▶ **WHAT YOU WILL DO**
Please reproduce every line of the entries below word for word, leaving out the pictures.

▶ **DATA SECTION**
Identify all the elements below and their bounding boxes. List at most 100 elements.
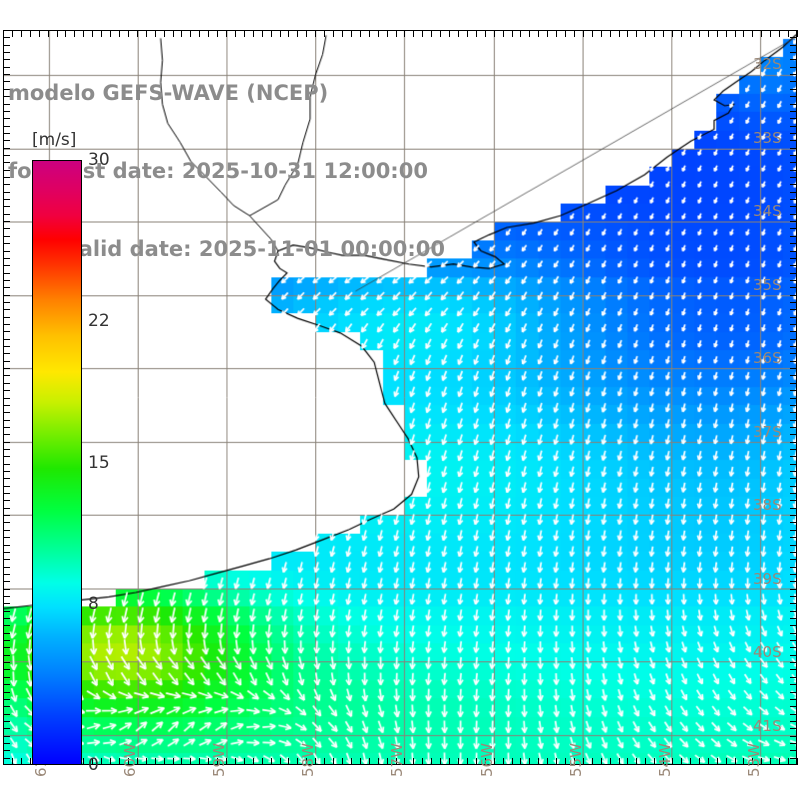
tick-left — [3, 287, 10, 289]
tick-left — [3, 52, 10, 54]
tick-bottom — [511, 758, 513, 765]
tick-bottom — [484, 758, 486, 765]
tick-bottom — [672, 758, 674, 765]
tick-left — [3, 346, 10, 348]
tick-right — [790, 404, 797, 406]
tick-top — [734, 30, 736, 37]
tick-right — [790, 353, 797, 355]
tick-left — [3, 110, 10, 112]
tick-top — [520, 30, 522, 37]
tick-right — [790, 412, 797, 414]
tick-bottom — [181, 758, 183, 765]
tick-top — [101, 30, 103, 37]
tick-top — [386, 30, 388, 37]
tick-top — [288, 30, 290, 37]
tick-left — [3, 88, 10, 90]
tick-bottom — [689, 758, 691, 765]
tick-right — [790, 654, 797, 656]
tick-bottom — [145, 758, 147, 765]
tick-left — [3, 632, 10, 634]
tick-right — [790, 698, 797, 700]
tick-left — [3, 228, 10, 230]
tick-right — [790, 441, 797, 443]
tick-top — [431, 30, 433, 37]
tick-top — [672, 30, 674, 37]
tick-bottom — [431, 758, 433, 765]
tick-left — [3, 44, 10, 46]
tick-top — [538, 30, 540, 37]
tick-bottom — [404, 758, 406, 765]
tick-left — [3, 382, 10, 384]
tick-bottom — [618, 758, 620, 765]
tick-bottom — [190, 758, 192, 765]
tick-right — [790, 324, 797, 325]
tick-bottom — [716, 758, 718, 765]
tick-left — [3, 735, 10, 737]
tick-bottom — [582, 758, 584, 765]
tick-top — [29, 30, 31, 37]
tick-bottom — [654, 758, 656, 765]
tick-left — [3, 30, 10, 31]
tick-left — [3, 177, 10, 178]
tick-top — [654, 30, 656, 37]
tick-bottom — [725, 758, 727, 765]
tick-bottom — [118, 758, 120, 765]
tick-top — [217, 30, 219, 37]
tick-left — [3, 625, 10, 627]
tick-top — [788, 30, 790, 37]
tick-top — [466, 30, 468, 37]
tick-right — [790, 154, 797, 156]
tick-left — [3, 191, 10, 193]
tick-right — [790, 544, 797, 546]
tick-left — [3, 662, 10, 664]
tick-bottom — [306, 758, 308, 765]
lon-label-54W: 54W — [656, 743, 675, 777]
tick-top — [404, 30, 406, 37]
tick-left — [3, 706, 10, 708]
tick-bottom — [386, 758, 388, 765]
tick-top — [315, 30, 317, 37]
tick-right — [790, 559, 797, 561]
tick-bottom — [101, 758, 103, 765]
tick-right — [790, 250, 797, 252]
tick-left — [3, 324, 10, 325]
tick-top — [368, 30, 370, 37]
tick-top — [449, 30, 451, 37]
tick-bottom — [333, 758, 335, 765]
tick-bottom — [83, 758, 85, 765]
tick-right — [790, 301, 797, 303]
tick-bottom — [20, 758, 22, 765]
tick-top — [154, 30, 156, 37]
tick-left — [3, 257, 10, 259]
tick-left — [3, 368, 10, 370]
tick-left — [3, 147, 10, 149]
tick-left — [3, 353, 10, 355]
tick-right — [790, 713, 797, 715]
tick-top — [636, 30, 638, 37]
tick-bottom — [475, 758, 477, 765]
tick-top — [475, 30, 477, 37]
tick-right — [790, 595, 797, 597]
tick-bottom — [217, 758, 219, 765]
tick-left — [3, 485, 10, 487]
tick-left — [3, 581, 10, 583]
tick-left — [3, 698, 10, 700]
colorbar-tick-0: 0 — [88, 755, 99, 775]
tick-left — [3, 544, 10, 546]
tick-right — [790, 37, 797, 39]
tick-right — [790, 316, 797, 318]
tick-left — [3, 573, 10, 575]
tick-left — [3, 713, 10, 715]
tick-right — [790, 419, 797, 421]
tick-bottom — [698, 758, 700, 765]
tick-left — [3, 37, 10, 39]
tick-left — [3, 66, 10, 68]
tick-bottom — [609, 758, 611, 765]
tick-top — [163, 30, 165, 37]
lon-label-55W: 55W — [566, 743, 585, 777]
tick-left — [3, 493, 10, 495]
tick-bottom — [92, 758, 94, 765]
tick-right — [790, 434, 797, 436]
tick-right — [790, 206, 797, 208]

▶ **SOLUTION BELOW**
Identify all the elements below and their bounding boxes. List at most 100 elements.
tick-left — [3, 287, 10, 289]
tick-left — [3, 52, 10, 54]
tick-bottom — [511, 758, 513, 765]
tick-bottom — [484, 758, 486, 765]
tick-bottom — [672, 758, 674, 765]
tick-left — [3, 346, 10, 348]
tick-right — [790, 404, 797, 406]
tick-top — [734, 30, 736, 37]
tick-right — [790, 353, 797, 355]
tick-left — [3, 110, 10, 112]
tick-top — [520, 30, 522, 37]
tick-right — [790, 412, 797, 414]
tick-bottom — [181, 758, 183, 765]
tick-top — [101, 30, 103, 37]
tick-top — [386, 30, 388, 37]
tick-top — [288, 30, 290, 37]
tick-left — [3, 88, 10, 90]
tick-bottom — [689, 758, 691, 765]
tick-right — [790, 654, 797, 656]
tick-bottom — [145, 758, 147, 765]
tick-left — [3, 632, 10, 634]
tick-right — [790, 698, 797, 700]
tick-left — [3, 228, 10, 230]
tick-right — [790, 441, 797, 443]
tick-top — [431, 30, 433, 37]
tick-top — [672, 30, 674, 37]
tick-bottom — [431, 758, 433, 765]
tick-left — [3, 44, 10, 46]
tick-top — [538, 30, 540, 37]
tick-bottom — [404, 758, 406, 765]
tick-left — [3, 382, 10, 384]
tick-bottom — [618, 758, 620, 765]
tick-bottom — [190, 758, 192, 765]
tick-right — [790, 324, 797, 325]
tick-bottom — [716, 758, 718, 765]
tick-left — [3, 735, 10, 737]
tick-bottom — [582, 758, 584, 765]
tick-top — [29, 30, 31, 37]
tick-bottom — [654, 758, 656, 765]
tick-left — [3, 30, 10, 31]
tick-left — [3, 177, 10, 178]
tick-top — [654, 30, 656, 37]
tick-bottom — [725, 758, 727, 765]
tick-bottom — [118, 758, 120, 765]
tick-top — [217, 30, 219, 37]
tick-left — [3, 625, 10, 627]
tick-top — [788, 30, 790, 37]
tick-top — [466, 30, 468, 37]
tick-right — [790, 154, 797, 156]
tick-left — [3, 191, 10, 193]
tick-right — [790, 544, 797, 546]
tick-left — [3, 662, 10, 664]
tick-bottom — [306, 758, 308, 765]
lon-label-54W: 54W — [656, 743, 675, 777]
tick-top — [404, 30, 406, 37]
tick-left — [3, 706, 10, 708]
tick-bottom — [386, 758, 388, 765]
tick-top — [315, 30, 317, 37]
tick-right — [790, 559, 797, 561]
tick-bottom — [101, 758, 103, 765]
tick-right — [790, 250, 797, 252]
tick-left — [3, 324, 10, 325]
tick-top — [368, 30, 370, 37]
tick-top — [449, 30, 451, 37]
tick-bottom — [333, 758, 335, 765]
tick-bottom — [83, 758, 85, 765]
tick-right — [790, 301, 797, 303]
tick-bottom — [20, 758, 22, 765]
tick-top — [154, 30, 156, 37]
tick-left — [3, 257, 10, 259]
tick-left — [3, 368, 10, 370]
tick-left — [3, 147, 10, 149]
tick-left — [3, 353, 10, 355]
tick-right — [790, 713, 797, 715]
tick-top — [636, 30, 638, 37]
tick-bottom — [475, 758, 477, 765]
tick-top — [475, 30, 477, 37]
tick-right — [790, 595, 797, 597]
tick-bottom — [217, 758, 219, 765]
tick-left — [3, 485, 10, 487]
tick-left — [3, 581, 10, 583]
tick-left — [3, 698, 10, 700]
colorbar-tick-0: 0 — [88, 755, 99, 775]
tick-left — [3, 544, 10, 546]
tick-right — [790, 37, 797, 39]
tick-right — [790, 316, 797, 318]
tick-left — [3, 573, 10, 575]
tick-left — [3, 713, 10, 715]
tick-right — [790, 419, 797, 421]
tick-bottom — [698, 758, 700, 765]
tick-left — [3, 37, 10, 39]
tick-left — [3, 66, 10, 68]
tick-bottom — [609, 758, 611, 765]
tick-top — [163, 30, 165, 37]
lon-label-55W: 55W — [566, 743, 585, 777]
tick-left — [3, 493, 10, 495]
tick-bottom — [92, 758, 94, 765]
tick-right — [790, 434, 797, 436]
tick-right — [790, 206, 797, 208]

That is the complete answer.